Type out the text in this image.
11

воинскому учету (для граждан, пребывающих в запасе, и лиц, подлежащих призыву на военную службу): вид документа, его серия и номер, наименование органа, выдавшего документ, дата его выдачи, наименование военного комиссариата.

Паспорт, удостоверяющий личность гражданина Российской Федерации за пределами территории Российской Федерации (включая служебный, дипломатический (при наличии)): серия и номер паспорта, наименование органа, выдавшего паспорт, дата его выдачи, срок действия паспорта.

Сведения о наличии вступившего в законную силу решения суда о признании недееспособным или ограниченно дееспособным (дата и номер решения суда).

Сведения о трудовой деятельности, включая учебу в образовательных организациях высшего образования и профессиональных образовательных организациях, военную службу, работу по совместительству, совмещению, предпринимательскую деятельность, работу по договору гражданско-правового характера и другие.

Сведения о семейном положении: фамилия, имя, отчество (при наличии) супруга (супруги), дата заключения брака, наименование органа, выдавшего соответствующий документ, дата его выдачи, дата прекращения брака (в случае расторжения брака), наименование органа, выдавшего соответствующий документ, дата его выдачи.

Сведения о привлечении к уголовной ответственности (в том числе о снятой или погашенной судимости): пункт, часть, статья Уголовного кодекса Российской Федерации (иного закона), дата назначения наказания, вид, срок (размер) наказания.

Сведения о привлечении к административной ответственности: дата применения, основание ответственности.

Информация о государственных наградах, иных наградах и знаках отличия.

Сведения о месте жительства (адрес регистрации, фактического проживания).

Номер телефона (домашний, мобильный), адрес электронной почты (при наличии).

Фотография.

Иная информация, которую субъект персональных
☆ ☆ ☆
*Aim of the exercise*:
Extract each entry in full, exactly as given.

*Solution*:
Type out the text in this image.
11

воинскому учету (для граждан, пребывающих в запасе, и лиц, подлежащих призыву на военную службу): вид документа, его серия и номер, наименование органа, выдавшего документ, дата его выдачи, наименование военного комиссариата.

Паспорт, удостоверяющий личность гражданина Российской Федерации за пределами территории Российской Федерации (включая служебный, дипломатический (при наличии)): серия и номер паспорта, наименование органа, выдавшего паспорт, дата его выдачи, срок действия паспорта.

Сведения о наличии вступившего в законную силу решения суда о признании недееспособным или ограниченно дееспособным (дата и номер решения суда).

Сведения о трудовой деятельности, включая учебу в образовательных организациях высшего образования и профессиональных образовательных организациях, военную службу, работу по совместительству, совмещению, предпринимательскую деятельность, работу по договору гражданско-правового характера и другие.

Сведения о семейном положении: фамилия, имя, отчество (при наличии) супруга (супруги), дата заключения брака, наименование органа, выдавшего соответствующий документ, дата его выдачи, дата прекращения брака (в случае расторжения брака), наименование органа, выдавшего соответствующий документ, дата его выдачи.

Сведения о привлечении к уголовной ответственности (в том числе о снятой или погашенной судимости): пункт, часть, статья Уголовного кодекса Российской Федерации (иного закона), дата назначения наказания, вид, срок (размер) наказания.

Сведения о привлечении к административной ответственности: дата применения, основание ответственности.

Информация о государственных наградах, иных наградах и знаках отличия.

Сведения о месте жительства (адрес регистрации, фактического проживания).

Номер телефона (домашний, мобильный), адрес электронной почты (при наличии).

Фотография.

Иная информация, которую субъект персональных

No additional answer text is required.